Saved entries
>>>>
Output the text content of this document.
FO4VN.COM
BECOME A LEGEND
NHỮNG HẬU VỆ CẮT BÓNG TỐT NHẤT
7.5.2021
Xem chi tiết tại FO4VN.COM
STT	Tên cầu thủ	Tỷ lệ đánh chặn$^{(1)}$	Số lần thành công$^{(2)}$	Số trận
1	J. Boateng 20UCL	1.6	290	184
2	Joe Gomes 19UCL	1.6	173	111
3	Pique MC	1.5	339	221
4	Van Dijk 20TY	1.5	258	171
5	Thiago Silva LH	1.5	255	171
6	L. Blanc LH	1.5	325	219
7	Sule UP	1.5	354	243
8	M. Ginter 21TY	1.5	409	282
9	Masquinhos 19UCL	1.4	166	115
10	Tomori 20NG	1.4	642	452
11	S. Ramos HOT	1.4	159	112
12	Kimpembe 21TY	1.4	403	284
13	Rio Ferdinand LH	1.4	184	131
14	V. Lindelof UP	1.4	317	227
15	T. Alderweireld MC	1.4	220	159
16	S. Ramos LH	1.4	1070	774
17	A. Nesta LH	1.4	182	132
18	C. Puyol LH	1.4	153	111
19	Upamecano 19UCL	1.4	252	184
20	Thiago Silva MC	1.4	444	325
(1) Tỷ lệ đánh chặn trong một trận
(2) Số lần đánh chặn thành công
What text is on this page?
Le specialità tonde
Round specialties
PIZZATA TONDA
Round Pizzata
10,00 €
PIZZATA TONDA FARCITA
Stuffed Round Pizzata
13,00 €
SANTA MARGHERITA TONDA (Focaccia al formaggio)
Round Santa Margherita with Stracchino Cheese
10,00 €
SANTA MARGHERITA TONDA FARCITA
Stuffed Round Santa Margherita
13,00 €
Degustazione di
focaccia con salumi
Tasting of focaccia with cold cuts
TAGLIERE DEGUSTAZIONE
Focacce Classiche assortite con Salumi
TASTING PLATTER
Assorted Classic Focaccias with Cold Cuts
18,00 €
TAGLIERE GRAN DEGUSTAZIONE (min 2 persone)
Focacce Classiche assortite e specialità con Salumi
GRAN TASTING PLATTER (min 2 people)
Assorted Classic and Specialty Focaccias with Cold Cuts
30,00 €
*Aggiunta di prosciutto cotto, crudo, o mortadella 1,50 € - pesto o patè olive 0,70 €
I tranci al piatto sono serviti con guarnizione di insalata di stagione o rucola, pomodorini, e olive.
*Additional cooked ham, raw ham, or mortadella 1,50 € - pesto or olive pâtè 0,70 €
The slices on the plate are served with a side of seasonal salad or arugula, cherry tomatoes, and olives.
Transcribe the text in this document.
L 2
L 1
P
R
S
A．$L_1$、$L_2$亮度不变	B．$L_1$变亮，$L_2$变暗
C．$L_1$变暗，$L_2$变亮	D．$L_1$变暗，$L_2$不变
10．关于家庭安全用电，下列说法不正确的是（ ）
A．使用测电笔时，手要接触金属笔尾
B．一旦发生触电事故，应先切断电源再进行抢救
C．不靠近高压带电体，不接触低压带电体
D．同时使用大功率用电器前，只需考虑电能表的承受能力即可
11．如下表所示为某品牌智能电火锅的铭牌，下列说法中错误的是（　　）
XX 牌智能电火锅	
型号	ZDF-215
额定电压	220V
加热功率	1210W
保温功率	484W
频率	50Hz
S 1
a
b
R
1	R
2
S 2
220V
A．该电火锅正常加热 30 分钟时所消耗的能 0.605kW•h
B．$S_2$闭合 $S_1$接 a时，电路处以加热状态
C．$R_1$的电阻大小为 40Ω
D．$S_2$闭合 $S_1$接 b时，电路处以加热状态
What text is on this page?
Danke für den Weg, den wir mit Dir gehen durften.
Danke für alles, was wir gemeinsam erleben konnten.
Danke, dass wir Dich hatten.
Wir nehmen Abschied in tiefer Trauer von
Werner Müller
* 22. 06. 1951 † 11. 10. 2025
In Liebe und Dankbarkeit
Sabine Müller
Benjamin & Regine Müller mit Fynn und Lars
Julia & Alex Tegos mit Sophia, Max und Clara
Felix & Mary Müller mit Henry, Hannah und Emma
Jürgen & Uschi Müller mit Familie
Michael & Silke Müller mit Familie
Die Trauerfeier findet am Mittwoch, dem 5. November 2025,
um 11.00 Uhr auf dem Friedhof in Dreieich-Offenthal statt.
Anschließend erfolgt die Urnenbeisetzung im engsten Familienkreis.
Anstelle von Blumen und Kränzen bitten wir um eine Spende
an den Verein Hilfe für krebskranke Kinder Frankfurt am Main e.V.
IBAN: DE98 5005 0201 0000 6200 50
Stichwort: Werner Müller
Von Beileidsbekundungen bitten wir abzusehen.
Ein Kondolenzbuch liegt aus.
<<<<
» Instructions for the task
Show each line holding the word "PLATTER".

» Exercise result
TASTING PLATTER
GRAN TASTING PLATTER (min 2 people)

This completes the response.